┌─ RECORDS FOR THIS EXERCISE

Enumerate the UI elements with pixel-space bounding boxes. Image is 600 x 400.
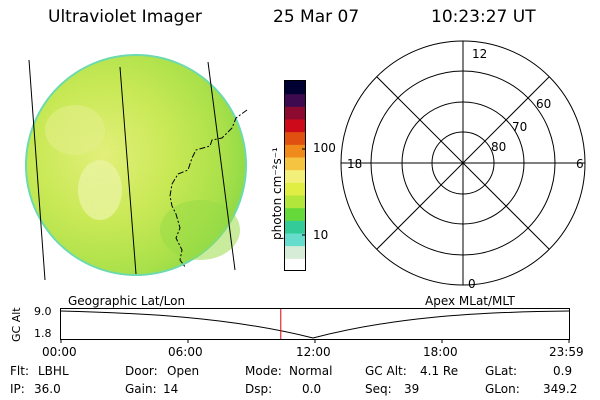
info-flt-label: Flt: bbox=[10, 364, 29, 378]
colorbar-band bbox=[285, 93, 305, 107]
colorbar-band bbox=[285, 258, 305, 272]
apex-coord-label: Apex MLat/MLT bbox=[425, 294, 515, 308]
info-gcalt-label: GC Alt: bbox=[365, 364, 407, 378]
colorbar-band bbox=[285, 233, 305, 247]
info-door-value: Open bbox=[167, 364, 200, 378]
colorbar-band bbox=[285, 131, 305, 145]
info-gain-value: 14 bbox=[163, 382, 179, 396]
info-glat-value: 0.9 bbox=[553, 364, 573, 378]
x-tick-0600: 06:00 bbox=[168, 345, 203, 359]
info-seq-value: 39 bbox=[404, 382, 420, 396]
mlat-label-60: 60 bbox=[536, 97, 552, 111]
mlt-label-0: 0 bbox=[468, 277, 476, 291]
colorbar-band bbox=[285, 106, 305, 120]
y-tick-low: 1.8 bbox=[34, 327, 52, 340]
info-dsp-label: Dsp: bbox=[245, 382, 273, 396]
colorbar-band bbox=[285, 119, 305, 133]
info-dsp-value: 0.0 bbox=[302, 382, 322, 396]
info-door-label: Door: bbox=[125, 364, 158, 378]
x-tick-0000: 00:00 bbox=[42, 345, 77, 359]
app-title: Ultraviolet Imager bbox=[48, 7, 202, 27]
polar-plot bbox=[340, 40, 586, 286]
mlat-label-80: 80 bbox=[491, 140, 507, 154]
info-ip-value: 36.0 bbox=[34, 382, 61, 396]
terminator-line bbox=[169, 109, 248, 269]
date-label: 25 Mar 07 bbox=[273, 7, 360, 27]
colorbar-band bbox=[285, 182, 305, 196]
mlt-label-12: 12 bbox=[472, 47, 488, 61]
mlt-label-6: 6 bbox=[576, 157, 584, 171]
geo-coord-label: Geographic Lat/Lon bbox=[68, 294, 186, 308]
colorbar-band bbox=[285, 207, 305, 221]
colorbar-band bbox=[285, 169, 305, 183]
earth-disk bbox=[25, 54, 247, 276]
colorbar-band bbox=[285, 81, 305, 95]
x-tick-1800: 18:00 bbox=[423, 345, 458, 359]
y-tick-high: 9.0 bbox=[34, 305, 52, 318]
info-glon-label: GLon: bbox=[485, 382, 520, 396]
colorbar-band bbox=[285, 220, 305, 234]
colorbar bbox=[284, 80, 306, 272]
info-ip-label: IP: bbox=[10, 382, 25, 396]
mlt-label-18: 18 bbox=[347, 157, 363, 171]
info-mode-label: Mode: bbox=[245, 364, 282, 378]
info-glon-value: 349.2 bbox=[543, 382, 578, 396]
colorbar-tick-100: 100 bbox=[313, 141, 336, 155]
x-tick-1200: 12:00 bbox=[296, 345, 331, 359]
colorbar-band bbox=[285, 157, 305, 171]
colorbar-band bbox=[285, 195, 305, 209]
colorbar-band bbox=[285, 144, 305, 158]
info-gcalt-value: 4.1 Re bbox=[420, 364, 459, 378]
mlat-label-70: 70 bbox=[512, 120, 528, 134]
longitude-lines bbox=[28, 59, 236, 281]
x-tick-2359: 23:59 bbox=[549, 345, 584, 359]
info-flt-value: LBHL bbox=[38, 364, 69, 378]
colorbar-band bbox=[285, 245, 305, 259]
time-label: 10:23:27 UT bbox=[431, 7, 536, 27]
altitude-curve bbox=[60, 310, 570, 339]
info-mode-value: Normal bbox=[289, 364, 333, 378]
colorbar-tick-10: 10 bbox=[313, 228, 329, 242]
info-gain-label: Gain: bbox=[125, 382, 157, 396]
info-glat-label: GLat: bbox=[485, 364, 518, 378]
info-seq-label: Seq: bbox=[365, 382, 392, 396]
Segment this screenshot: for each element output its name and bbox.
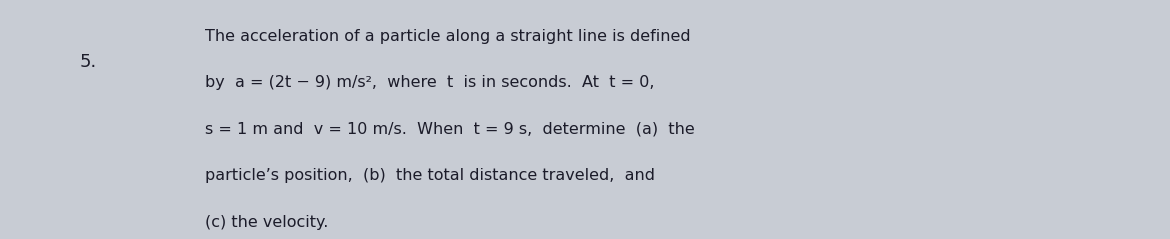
Text: s = 1 m and  v = 10 m/s.  When  t = 9 s,  determine  (a)  the: s = 1 m and v = 10 m/s. When t = 9 s, de… <box>205 122 695 137</box>
Text: 5.: 5. <box>80 53 97 71</box>
Text: (c) the velocity.: (c) the velocity. <box>205 215 328 230</box>
Text: The acceleration of a particle along a straight line is defined: The acceleration of a particle along a s… <box>205 29 690 44</box>
Text: particle’s position,  (b)  the total distance traveled,  and: particle’s position, (b) the total dista… <box>205 168 655 184</box>
Text: by  a = (2t − 9) m/s²,  where  t  is in seconds.  At  t = 0,: by a = (2t − 9) m/s², where t is in seco… <box>205 75 654 90</box>
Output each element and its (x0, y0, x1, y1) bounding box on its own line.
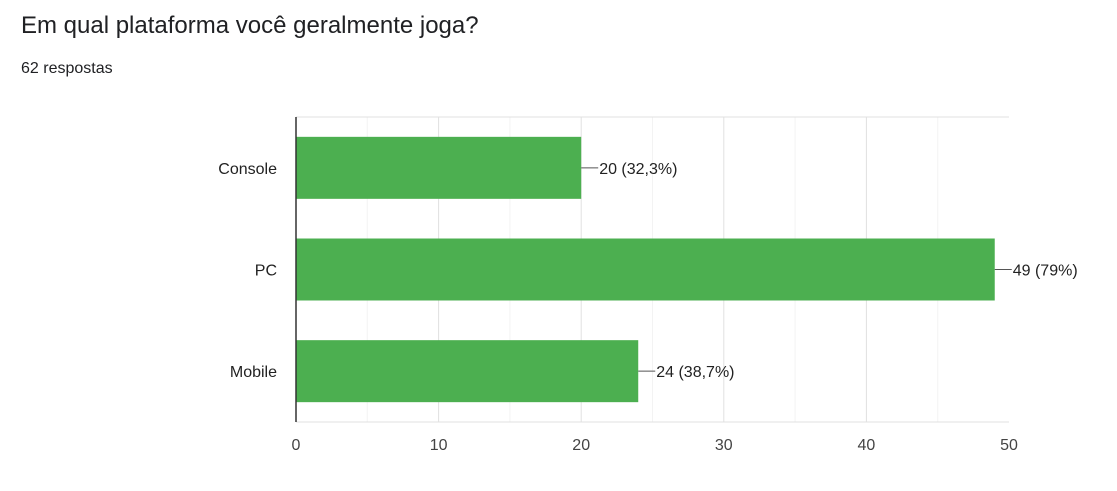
response-count: 62 respostas (21, 60, 113, 77)
data-label-console: 20 (32,3%) (599, 161, 677, 178)
question-title: Em qual plataforma você geralmente joga? (21, 12, 479, 39)
bar-pc (296, 238, 995, 301)
bar-console (296, 136, 582, 199)
category-label-pc: PC (255, 263, 277, 280)
bar-mobile (296, 340, 639, 403)
x-tick-label: 40 (858, 437, 876, 454)
data-label-pc: 49 (79%) (1013, 263, 1078, 280)
x-tick-label: 50 (1000, 437, 1018, 454)
category-label-console: Console (218, 161, 277, 178)
x-tick-label: 0 (292, 437, 301, 454)
x-tick-label: 20 (572, 437, 590, 454)
x-tick-label: 30 (715, 437, 733, 454)
category-label-mobile: Mobile (230, 364, 277, 381)
x-tick-label: 10 (430, 437, 448, 454)
data-label-mobile: 24 (38,7%) (656, 364, 734, 381)
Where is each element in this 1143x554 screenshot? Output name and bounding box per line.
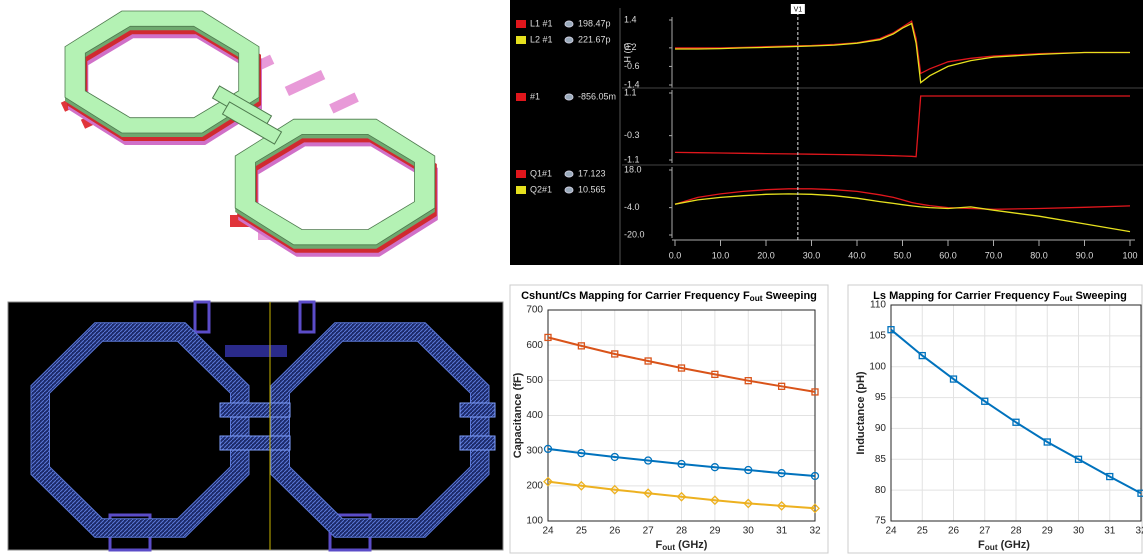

└─

EXERCISE: Count the lines in the records above that contain the string "door". Reply with the number only.

OUTPUT FOR THIS TASK: 2